» Task instructions
List each line holding the string "triangle".

----------------------------------------

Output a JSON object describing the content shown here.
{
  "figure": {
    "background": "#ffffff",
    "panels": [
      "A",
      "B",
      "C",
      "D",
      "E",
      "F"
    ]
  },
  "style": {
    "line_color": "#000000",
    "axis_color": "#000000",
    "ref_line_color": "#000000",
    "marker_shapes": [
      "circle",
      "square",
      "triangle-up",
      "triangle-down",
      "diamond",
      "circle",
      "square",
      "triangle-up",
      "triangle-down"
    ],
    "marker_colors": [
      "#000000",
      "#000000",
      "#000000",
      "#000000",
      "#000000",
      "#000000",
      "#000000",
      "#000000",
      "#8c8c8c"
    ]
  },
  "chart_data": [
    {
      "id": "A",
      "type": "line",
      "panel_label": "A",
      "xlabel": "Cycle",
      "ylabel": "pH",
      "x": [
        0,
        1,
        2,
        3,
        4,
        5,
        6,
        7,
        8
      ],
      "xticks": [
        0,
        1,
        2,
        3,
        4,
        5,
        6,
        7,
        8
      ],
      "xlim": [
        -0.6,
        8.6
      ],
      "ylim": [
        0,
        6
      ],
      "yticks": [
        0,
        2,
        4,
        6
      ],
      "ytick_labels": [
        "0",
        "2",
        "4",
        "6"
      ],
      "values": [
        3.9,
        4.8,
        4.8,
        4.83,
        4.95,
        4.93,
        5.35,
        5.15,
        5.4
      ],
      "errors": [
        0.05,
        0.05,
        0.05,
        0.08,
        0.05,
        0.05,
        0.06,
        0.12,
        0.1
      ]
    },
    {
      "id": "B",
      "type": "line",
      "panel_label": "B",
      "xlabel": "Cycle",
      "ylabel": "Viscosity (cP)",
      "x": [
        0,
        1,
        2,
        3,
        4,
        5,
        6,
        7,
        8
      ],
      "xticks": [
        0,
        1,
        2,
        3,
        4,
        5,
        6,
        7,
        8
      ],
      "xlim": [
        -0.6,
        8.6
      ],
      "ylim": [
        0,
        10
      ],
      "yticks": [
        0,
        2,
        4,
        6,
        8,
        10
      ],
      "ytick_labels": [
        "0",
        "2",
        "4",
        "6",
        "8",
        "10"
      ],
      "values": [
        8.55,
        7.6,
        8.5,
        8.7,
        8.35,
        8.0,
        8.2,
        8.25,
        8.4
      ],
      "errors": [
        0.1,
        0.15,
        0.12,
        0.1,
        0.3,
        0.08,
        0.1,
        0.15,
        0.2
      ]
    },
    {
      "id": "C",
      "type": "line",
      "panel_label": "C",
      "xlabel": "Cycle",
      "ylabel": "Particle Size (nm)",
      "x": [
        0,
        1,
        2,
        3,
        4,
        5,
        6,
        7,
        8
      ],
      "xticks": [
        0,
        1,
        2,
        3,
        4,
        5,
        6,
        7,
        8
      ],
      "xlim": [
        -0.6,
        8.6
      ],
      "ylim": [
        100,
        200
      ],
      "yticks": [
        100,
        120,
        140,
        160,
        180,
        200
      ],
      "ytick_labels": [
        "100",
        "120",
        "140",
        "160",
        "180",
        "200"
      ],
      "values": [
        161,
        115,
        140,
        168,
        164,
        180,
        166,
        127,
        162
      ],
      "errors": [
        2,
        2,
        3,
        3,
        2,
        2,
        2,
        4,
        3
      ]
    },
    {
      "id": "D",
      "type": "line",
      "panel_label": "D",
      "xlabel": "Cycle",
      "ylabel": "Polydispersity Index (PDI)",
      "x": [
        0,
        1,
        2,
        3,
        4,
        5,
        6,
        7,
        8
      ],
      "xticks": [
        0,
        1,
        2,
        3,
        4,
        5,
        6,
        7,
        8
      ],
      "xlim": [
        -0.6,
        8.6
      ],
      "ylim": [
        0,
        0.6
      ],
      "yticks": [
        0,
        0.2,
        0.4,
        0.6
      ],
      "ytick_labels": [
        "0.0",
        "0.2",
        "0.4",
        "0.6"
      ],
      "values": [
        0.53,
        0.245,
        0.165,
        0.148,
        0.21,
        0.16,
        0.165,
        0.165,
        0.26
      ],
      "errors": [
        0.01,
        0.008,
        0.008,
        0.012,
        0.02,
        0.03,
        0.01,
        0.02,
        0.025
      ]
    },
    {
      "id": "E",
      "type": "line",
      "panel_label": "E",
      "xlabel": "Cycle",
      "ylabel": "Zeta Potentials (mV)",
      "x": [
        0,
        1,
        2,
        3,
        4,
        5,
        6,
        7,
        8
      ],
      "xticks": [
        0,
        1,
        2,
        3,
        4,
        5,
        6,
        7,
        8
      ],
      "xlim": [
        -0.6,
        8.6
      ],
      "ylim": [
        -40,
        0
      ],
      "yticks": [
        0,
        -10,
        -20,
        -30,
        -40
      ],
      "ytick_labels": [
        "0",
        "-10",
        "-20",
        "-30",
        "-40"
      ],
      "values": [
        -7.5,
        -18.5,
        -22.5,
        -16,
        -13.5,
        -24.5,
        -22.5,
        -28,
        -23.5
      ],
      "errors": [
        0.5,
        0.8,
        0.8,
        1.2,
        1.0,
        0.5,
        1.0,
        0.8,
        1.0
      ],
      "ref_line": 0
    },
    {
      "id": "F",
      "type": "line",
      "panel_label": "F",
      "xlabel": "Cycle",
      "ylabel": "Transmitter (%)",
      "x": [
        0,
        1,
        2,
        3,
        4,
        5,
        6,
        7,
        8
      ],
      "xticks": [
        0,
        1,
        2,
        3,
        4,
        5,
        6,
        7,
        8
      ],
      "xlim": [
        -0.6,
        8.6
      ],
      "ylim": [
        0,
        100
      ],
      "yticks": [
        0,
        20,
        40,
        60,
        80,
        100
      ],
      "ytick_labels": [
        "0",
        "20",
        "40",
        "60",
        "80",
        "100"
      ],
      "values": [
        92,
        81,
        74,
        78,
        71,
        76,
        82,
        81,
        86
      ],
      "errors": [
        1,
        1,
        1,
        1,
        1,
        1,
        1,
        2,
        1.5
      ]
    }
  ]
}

----------------------------------------

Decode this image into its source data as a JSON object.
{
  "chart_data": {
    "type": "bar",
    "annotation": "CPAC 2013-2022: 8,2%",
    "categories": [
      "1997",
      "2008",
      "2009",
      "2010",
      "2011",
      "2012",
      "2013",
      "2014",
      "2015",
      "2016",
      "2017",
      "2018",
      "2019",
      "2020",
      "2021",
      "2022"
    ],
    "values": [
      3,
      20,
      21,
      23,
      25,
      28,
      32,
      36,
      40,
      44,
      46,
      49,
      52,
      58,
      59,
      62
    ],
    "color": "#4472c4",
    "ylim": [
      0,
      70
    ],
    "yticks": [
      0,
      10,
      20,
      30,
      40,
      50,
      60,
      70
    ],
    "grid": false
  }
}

----------------------------------------

» The answer
      "triangle-up",
      "triangle-down",
      "triangle-up",
      "triangle-down"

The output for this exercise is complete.